Some records
________

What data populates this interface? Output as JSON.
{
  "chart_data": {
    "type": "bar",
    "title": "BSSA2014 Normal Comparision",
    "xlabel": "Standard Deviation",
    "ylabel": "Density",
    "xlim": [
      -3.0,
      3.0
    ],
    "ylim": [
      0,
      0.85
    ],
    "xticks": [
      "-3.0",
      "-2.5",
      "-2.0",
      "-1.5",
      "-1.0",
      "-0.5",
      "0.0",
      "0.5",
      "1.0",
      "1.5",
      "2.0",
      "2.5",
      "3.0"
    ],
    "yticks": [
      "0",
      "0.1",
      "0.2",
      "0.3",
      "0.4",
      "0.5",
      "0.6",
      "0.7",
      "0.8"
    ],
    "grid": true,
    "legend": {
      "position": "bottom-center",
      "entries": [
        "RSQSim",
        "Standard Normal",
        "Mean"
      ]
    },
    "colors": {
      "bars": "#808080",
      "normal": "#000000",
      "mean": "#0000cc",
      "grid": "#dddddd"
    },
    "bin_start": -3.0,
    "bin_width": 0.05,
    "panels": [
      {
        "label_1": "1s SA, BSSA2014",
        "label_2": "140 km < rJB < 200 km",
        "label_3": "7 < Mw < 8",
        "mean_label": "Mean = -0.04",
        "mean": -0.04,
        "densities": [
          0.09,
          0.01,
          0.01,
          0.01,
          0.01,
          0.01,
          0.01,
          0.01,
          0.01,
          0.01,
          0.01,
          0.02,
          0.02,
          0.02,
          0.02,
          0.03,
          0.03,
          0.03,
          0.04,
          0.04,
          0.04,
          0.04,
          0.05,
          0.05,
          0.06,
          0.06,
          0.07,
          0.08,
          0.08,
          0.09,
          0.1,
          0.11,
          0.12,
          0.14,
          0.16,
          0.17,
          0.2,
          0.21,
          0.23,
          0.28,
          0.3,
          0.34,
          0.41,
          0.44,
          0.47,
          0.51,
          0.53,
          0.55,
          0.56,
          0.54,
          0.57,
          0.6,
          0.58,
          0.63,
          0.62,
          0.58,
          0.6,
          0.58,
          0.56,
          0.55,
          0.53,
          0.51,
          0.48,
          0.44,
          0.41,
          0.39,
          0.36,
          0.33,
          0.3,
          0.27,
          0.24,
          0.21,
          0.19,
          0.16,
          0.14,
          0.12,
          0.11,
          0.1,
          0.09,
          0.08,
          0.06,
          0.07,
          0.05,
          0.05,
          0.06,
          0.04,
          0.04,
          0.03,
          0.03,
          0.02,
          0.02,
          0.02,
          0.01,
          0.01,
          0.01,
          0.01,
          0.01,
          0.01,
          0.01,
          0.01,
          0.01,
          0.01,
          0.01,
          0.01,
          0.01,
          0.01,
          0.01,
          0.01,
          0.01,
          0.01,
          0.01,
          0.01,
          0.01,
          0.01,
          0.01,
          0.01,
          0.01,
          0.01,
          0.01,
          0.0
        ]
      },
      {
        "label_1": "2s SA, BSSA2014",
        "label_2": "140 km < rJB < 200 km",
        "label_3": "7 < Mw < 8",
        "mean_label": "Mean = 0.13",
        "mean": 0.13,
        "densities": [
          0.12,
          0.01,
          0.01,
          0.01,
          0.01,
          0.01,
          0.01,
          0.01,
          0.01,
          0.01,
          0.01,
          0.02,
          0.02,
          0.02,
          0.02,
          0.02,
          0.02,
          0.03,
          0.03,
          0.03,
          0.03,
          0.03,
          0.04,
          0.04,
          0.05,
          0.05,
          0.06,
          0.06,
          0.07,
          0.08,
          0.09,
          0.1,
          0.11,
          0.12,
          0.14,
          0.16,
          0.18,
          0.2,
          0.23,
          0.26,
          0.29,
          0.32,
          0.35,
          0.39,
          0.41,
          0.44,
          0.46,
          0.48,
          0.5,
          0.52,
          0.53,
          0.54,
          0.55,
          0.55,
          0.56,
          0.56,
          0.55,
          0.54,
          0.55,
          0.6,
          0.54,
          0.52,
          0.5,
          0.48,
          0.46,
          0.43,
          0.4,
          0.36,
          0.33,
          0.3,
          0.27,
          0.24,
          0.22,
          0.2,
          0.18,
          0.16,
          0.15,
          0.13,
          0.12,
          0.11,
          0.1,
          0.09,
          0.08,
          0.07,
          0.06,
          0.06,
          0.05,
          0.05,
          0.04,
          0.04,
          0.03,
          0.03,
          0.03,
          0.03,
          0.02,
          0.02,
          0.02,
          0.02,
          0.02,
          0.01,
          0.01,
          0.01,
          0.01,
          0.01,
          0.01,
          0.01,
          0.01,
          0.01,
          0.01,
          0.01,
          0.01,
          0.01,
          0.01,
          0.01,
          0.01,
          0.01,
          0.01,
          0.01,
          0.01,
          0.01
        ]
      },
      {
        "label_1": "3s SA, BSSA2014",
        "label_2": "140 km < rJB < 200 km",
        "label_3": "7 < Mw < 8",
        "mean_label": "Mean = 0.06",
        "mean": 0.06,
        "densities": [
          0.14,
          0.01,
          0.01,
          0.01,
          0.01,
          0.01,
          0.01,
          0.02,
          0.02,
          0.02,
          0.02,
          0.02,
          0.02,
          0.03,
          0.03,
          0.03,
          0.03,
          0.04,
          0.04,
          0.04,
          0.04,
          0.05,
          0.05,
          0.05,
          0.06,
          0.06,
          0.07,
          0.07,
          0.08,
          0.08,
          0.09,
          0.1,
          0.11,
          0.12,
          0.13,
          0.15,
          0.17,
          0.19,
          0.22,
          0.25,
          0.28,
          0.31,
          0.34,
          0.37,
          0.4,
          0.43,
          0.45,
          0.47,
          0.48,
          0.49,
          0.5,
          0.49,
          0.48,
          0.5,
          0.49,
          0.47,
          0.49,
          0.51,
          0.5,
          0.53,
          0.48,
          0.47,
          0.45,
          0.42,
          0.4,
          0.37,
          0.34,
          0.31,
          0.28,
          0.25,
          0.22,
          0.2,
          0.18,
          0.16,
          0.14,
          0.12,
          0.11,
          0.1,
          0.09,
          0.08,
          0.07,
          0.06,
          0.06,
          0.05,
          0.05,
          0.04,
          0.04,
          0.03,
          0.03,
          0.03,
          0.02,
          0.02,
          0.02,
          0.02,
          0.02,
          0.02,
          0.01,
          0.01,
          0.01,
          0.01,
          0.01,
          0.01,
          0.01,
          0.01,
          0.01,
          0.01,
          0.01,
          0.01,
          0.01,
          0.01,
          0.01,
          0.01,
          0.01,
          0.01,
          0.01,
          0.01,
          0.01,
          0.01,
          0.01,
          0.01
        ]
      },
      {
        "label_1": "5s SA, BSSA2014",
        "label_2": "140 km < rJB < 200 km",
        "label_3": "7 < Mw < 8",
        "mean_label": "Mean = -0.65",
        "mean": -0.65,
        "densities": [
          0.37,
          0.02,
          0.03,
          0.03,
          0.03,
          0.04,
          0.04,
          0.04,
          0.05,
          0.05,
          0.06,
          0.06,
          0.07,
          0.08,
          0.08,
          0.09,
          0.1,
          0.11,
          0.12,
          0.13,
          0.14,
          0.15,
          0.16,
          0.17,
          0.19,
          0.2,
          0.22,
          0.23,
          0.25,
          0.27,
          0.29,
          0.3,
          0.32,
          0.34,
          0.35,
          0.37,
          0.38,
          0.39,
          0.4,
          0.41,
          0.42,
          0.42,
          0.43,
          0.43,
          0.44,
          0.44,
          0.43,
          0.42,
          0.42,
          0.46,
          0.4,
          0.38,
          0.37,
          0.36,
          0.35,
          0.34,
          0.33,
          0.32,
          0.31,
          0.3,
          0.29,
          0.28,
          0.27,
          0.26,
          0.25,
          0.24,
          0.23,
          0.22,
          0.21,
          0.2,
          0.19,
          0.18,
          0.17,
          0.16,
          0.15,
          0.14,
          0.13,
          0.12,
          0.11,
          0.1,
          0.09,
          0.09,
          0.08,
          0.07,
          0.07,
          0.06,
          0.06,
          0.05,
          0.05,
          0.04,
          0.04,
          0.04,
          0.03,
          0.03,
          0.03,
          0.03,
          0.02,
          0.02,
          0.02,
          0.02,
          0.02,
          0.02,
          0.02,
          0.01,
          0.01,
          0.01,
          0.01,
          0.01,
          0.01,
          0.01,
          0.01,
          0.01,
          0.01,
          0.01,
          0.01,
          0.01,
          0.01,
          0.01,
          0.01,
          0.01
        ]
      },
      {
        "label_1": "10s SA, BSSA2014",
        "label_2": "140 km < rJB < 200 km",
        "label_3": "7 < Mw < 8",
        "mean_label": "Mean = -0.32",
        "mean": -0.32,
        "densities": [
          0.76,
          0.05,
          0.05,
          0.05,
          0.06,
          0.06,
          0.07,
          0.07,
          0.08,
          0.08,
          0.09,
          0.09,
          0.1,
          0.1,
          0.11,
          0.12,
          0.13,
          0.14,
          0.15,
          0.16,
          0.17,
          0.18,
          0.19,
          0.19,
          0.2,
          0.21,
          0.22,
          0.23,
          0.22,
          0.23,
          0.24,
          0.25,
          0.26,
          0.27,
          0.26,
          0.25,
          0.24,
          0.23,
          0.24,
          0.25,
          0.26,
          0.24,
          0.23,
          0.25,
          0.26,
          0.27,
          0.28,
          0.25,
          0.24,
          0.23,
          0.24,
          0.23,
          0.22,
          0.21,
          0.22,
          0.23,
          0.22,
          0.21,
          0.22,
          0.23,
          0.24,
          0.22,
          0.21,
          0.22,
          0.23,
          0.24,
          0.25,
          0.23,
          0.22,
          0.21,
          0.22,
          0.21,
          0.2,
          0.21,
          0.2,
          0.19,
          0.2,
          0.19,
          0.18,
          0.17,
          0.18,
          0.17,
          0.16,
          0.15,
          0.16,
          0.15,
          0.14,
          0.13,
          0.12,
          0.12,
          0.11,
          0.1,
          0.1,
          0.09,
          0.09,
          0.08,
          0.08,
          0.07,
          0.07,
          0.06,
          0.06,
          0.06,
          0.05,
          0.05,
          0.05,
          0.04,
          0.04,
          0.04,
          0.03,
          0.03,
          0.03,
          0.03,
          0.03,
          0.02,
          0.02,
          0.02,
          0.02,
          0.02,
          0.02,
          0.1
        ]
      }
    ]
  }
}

________

Copy all lines above containing the string "Standard".

    "xlabel": "Standard Deviation",
        "Standard Normal",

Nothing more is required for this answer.